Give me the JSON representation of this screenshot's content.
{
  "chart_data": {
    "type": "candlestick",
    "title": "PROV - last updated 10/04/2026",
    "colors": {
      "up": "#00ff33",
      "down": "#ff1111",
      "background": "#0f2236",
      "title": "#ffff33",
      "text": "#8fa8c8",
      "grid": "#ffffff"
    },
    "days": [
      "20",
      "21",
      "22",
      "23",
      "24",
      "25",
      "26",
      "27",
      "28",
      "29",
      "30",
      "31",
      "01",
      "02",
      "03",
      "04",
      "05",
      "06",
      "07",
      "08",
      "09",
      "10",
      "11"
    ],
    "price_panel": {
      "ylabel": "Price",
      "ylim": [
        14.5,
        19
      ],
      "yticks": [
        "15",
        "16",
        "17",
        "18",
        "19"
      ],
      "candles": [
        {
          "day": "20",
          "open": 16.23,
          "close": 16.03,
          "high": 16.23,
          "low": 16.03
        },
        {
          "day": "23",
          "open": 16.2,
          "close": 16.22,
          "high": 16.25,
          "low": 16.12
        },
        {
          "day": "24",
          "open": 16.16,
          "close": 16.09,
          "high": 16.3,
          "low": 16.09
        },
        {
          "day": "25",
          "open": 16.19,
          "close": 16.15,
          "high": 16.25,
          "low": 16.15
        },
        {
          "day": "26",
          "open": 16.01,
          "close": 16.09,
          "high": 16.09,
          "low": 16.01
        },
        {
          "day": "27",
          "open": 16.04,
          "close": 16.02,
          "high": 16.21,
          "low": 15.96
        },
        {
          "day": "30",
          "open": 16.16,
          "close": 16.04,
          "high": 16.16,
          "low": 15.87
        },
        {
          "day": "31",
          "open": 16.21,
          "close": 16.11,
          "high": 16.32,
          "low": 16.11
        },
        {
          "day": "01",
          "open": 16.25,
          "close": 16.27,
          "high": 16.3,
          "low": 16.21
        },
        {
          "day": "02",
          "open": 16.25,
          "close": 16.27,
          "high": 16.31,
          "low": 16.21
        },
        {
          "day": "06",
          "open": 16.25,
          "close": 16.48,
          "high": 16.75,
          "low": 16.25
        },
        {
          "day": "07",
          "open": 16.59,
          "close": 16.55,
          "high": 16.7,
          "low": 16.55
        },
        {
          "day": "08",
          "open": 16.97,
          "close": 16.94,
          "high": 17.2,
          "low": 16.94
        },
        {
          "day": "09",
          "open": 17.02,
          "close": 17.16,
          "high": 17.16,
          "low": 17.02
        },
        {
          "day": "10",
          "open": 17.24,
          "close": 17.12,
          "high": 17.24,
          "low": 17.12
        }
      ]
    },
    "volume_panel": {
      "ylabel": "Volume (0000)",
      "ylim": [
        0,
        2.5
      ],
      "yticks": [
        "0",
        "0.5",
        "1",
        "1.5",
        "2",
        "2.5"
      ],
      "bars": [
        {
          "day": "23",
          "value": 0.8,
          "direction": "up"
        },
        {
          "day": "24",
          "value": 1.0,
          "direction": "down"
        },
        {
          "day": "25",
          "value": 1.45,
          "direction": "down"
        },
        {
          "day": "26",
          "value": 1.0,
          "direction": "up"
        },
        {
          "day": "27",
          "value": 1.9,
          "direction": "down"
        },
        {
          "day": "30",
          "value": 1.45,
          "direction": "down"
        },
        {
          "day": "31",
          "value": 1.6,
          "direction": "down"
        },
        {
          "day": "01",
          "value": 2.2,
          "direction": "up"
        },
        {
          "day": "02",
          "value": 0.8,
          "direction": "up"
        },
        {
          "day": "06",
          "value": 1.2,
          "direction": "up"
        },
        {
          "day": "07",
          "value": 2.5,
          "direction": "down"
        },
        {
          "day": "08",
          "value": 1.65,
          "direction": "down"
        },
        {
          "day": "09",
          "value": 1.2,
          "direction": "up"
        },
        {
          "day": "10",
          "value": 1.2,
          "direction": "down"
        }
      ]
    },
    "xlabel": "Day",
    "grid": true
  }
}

####################

[Exercise] Take the records above and return them exactly as written.

[Task answer]
Give me the JSON representation of this screenshot's content.
{
  "chart_data": {
    "type": "candlestick",
    "title": "PROV - last updated 10/04/2026",
    "colors": {
      "up": "#00ff33",
      "down": "#ff1111",
      "background": "#0f2236",
      "title": "#ffff33",
      "text": "#8fa8c8",
      "grid": "#ffffff"
    },
    "days": [
      "20",
      "21",
      "22",
      "23",
      "24",
      "25",
      "26",
      "27",
      "28",
      "29",
      "30",
      "31",
      "01",
      "02",
      "03",
      "04",
      "05",
      "06",
      "07",
      "08",
      "09",
      "10",
      "11"
    ],
    "price_panel": {
      "ylabel": "Price",
      "ylim": [
        14.5,
        19
      ],
      "yticks": [
        "15",
        "16",
        "17",
        "18",
        "19"
      ],
      "candles": [
        {
          "day": "20",
          "open": 16.23,
          "close": 16.03,
          "high": 16.23,
          "low": 16.03
        },
        {
          "day": "23",
          "open": 16.2,
          "close": 16.22,
          "high": 16.25,
          "low": 16.12
        },
        {
          "day": "24",
          "open": 16.16,
          "close": 16.09,
          "high": 16.3,
          "low": 16.09
        },
        {
          "day": "25",
          "open": 16.19,
          "close": 16.15,
          "high": 16.25,
          "low": 16.15
        },
        {
          "day": "26",
          "open": 16.01,
          "close": 16.09,
          "high": 16.09,
          "low": 16.01
        },
        {
          "day": "27",
          "open": 16.04,
          "close": 16.02,
          "high": 16.21,
          "low": 15.96
        },
        {
          "day": "30",
          "open": 16.16,
          "close": 16.04,
          "high": 16.16,
          "low": 15.87
        },
        {
          "day": "31",
          "open": 16.21,
          "close": 16.11,
          "high": 16.32,
          "low": 16.11
        },
        {
          "day": "01",
          "open": 16.25,
          "close": 16.27,
          "high": 16.3,
          "low": 16.21
        },
        {
          "day": "02",
          "open": 16.25,
          "close": 16.27,
          "high": 16.31,
          "low": 16.21
        },
        {
          "day": "06",
          "open": 16.25,
          "close": 16.48,
          "high": 16.75,
          "low": 16.25
        },
        {
          "day": "07",
          "open": 16.59,
          "close": 16.55,
          "high": 16.7,
          "low": 16.55
        },
        {
          "day": "08",
          "open": 16.97,
          "close": 16.94,
          "high": 17.2,
          "low": 16.94
        },
        {
          "day": "09",
          "open": 17.02,
          "close": 17.16,
          "high": 17.16,
          "low": 17.02
        },
        {
          "day": "10",
          "open": 17.24,
          "close": 17.12,
          "high": 17.24,
          "low": 17.12
        }
      ]
    },
    "volume_panel": {
      "ylabel": "Volume (0000)",
      "ylim": [
        0,
        2.5
      ],
      "yticks": [
        "0",
        "0.5",
        "1",
        "1.5",
        "2",
        "2.5"
      ],
      "bars": [
        {
          "day": "23",
          "value": 0.8,
          "direction": "up"
        },
        {
          "day": "24",
          "value": 1.0,
          "direction": "down"
        },
        {
          "day": "25",
          "value": 1.45,
          "direction": "down"
        },
        {
          "day": "26",
          "value": 1.0,
          "direction": "up"
        },
        {
          "day": "27",
          "value": 1.9,
          "direction": "down"
        },
        {
          "day": "30",
          "value": 1.45,
          "direction": "down"
        },
        {
          "day": "31",
          "value": 1.6,
          "direction": "down"
        },
        {
          "day": "01",
          "value": 2.2,
          "direction": "up"
        },
        {
          "day": "02",
          "value": 0.8,
          "direction": "up"
        },
        {
          "day": "06",
          "value": 1.2,
          "direction": "up"
        },
        {
          "day": "07",
          "value": 2.5,
          "direction": "down"
        },
        {
          "day": "08",
          "value": 1.65,
          "direction": "down"
        },
        {
          "day": "09",
          "value": 1.2,
          "direction": "up"
        },
        {
          "day": "10",
          "value": 1.2,
          "direction": "down"
        }
      ]
    },
    "xlabel": "Day",
    "grid": true
  }
}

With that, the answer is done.